Supplied material:
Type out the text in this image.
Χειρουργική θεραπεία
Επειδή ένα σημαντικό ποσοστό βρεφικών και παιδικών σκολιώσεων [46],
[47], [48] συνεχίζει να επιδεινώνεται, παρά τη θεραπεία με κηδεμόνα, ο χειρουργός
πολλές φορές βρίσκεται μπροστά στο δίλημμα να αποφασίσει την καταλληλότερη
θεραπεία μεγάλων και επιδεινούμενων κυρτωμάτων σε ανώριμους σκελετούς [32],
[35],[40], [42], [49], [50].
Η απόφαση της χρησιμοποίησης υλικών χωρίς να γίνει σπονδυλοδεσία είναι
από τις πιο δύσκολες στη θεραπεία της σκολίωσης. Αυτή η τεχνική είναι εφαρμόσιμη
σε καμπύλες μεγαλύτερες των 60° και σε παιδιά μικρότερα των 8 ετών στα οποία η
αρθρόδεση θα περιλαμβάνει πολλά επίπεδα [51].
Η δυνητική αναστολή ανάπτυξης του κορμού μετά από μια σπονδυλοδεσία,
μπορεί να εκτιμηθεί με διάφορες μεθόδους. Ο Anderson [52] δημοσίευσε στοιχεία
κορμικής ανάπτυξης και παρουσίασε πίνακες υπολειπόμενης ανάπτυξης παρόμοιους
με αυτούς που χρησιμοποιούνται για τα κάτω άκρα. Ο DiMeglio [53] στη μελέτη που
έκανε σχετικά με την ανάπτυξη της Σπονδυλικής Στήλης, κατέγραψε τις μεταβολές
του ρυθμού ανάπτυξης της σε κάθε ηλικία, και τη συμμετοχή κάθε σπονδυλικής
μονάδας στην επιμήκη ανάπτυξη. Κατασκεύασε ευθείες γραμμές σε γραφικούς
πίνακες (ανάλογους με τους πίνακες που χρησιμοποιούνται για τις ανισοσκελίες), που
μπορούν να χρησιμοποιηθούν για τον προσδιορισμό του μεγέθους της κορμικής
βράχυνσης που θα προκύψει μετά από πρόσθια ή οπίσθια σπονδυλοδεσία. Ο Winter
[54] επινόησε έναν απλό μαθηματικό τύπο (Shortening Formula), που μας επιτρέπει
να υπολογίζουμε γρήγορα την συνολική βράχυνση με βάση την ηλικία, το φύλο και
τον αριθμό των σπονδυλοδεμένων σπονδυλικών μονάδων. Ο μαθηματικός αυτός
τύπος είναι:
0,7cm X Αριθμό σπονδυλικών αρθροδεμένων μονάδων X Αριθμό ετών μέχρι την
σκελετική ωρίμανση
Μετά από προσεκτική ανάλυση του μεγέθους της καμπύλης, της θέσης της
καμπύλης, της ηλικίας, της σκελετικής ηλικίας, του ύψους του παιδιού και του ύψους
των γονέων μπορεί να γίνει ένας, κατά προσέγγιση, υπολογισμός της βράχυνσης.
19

Request:
Wherever "βράχυνσης" shows up in a line, copy that line.

Exercise solution:
βράχυνσης που θα προκύψει μετά από πρόσθια ή οπίσθια σπονδυλοδεσία. Ο Winter
των γονέων μπορεί να γίνει ένας, κατά προσέγγιση, υπολογισμός της βράχυνσης.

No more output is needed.